Stated task
Write out every record in full, exactly as written, please.

──────── Given data ────────

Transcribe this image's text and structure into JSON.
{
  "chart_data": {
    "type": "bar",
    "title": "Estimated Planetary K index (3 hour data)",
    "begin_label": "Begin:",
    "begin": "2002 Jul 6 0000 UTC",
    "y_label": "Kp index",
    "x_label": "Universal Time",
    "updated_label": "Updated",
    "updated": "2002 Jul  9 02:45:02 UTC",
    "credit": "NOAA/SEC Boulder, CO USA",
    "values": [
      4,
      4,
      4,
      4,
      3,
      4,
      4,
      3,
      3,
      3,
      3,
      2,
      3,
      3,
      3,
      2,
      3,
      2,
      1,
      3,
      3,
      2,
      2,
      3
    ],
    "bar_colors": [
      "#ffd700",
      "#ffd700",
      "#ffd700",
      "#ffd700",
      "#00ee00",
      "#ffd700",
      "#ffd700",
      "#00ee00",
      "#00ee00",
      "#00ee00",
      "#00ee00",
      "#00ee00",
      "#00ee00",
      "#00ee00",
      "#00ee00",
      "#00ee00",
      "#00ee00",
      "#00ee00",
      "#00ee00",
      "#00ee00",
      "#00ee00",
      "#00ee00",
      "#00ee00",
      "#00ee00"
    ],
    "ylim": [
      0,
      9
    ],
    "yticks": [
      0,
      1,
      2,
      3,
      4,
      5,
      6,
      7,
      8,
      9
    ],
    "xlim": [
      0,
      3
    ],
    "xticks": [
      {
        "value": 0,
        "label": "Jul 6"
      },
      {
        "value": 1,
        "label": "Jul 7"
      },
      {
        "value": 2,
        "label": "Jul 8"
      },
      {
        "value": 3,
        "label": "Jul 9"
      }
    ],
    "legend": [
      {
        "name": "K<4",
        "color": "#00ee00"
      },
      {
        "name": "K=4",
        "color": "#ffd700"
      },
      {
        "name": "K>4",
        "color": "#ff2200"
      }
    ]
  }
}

────────

Task output
Transcribe this image's text and structure into JSON.
{
  "chart_data": {
    "type": "bar",
    "title": "Estimated Planetary K index (3 hour data)",
    "begin_label": "Begin:",
    "begin": "2002 Jul 6 0000 UTC",
    "y_label": "Kp index",
    "x_label": "Universal Time",
    "updated_label": "Updated",
    "updated": "2002 Jul  9 02:45:02 UTC",
    "credit": "NOAA/SEC Boulder, CO USA",
    "values": [
      4,
      4,
      4,
      4,
      3,
      4,
      4,
      3,
      3,
      3,
      3,
      2,
      3,
      3,
      3,
      2,
      3,
      2,
      1,
      3,
      3,
      2,
      2,
      3
    ],
    "bar_colors": [
      "#ffd700",
      "#ffd700",
      "#ffd700",
      "#ffd700",
      "#00ee00",
      "#ffd700",
      "#ffd700",
      "#00ee00",
      "#00ee00",
      "#00ee00",
      "#00ee00",
      "#00ee00",
      "#00ee00",
      "#00ee00",
      "#00ee00",
      "#00ee00",
      "#00ee00",
      "#00ee00",
      "#00ee00",
      "#00ee00",
      "#00ee00",
      "#00ee00",
      "#00ee00",
      "#00ee00"
    ],
    "ylim": [
      0,
      9
    ],
    "yticks": [
      0,
      1,
      2,
      3,
      4,
      5,
      6,
      7,
      8,
      9
    ],
    "xlim": [
      0,
      3
    ],
    "xticks": [
      {
        "value": 0,
        "label": "Jul 6"
      },
      {
        "value": 1,
        "label": "Jul 7"
      },
      {
        "value": 2,
        "label": "Jul 8"
      },
      {
        "value": 3,
        "label": "Jul 9"
      }
    ],
    "legend": [
      {
        "name": "K<4",
        "color": "#00ee00"
      },
      {
        "name": "K=4",
        "color": "#ffd700"
      },
      {
        "name": "K>4",
        "color": "#ff2200"
      }
    ]
  }
}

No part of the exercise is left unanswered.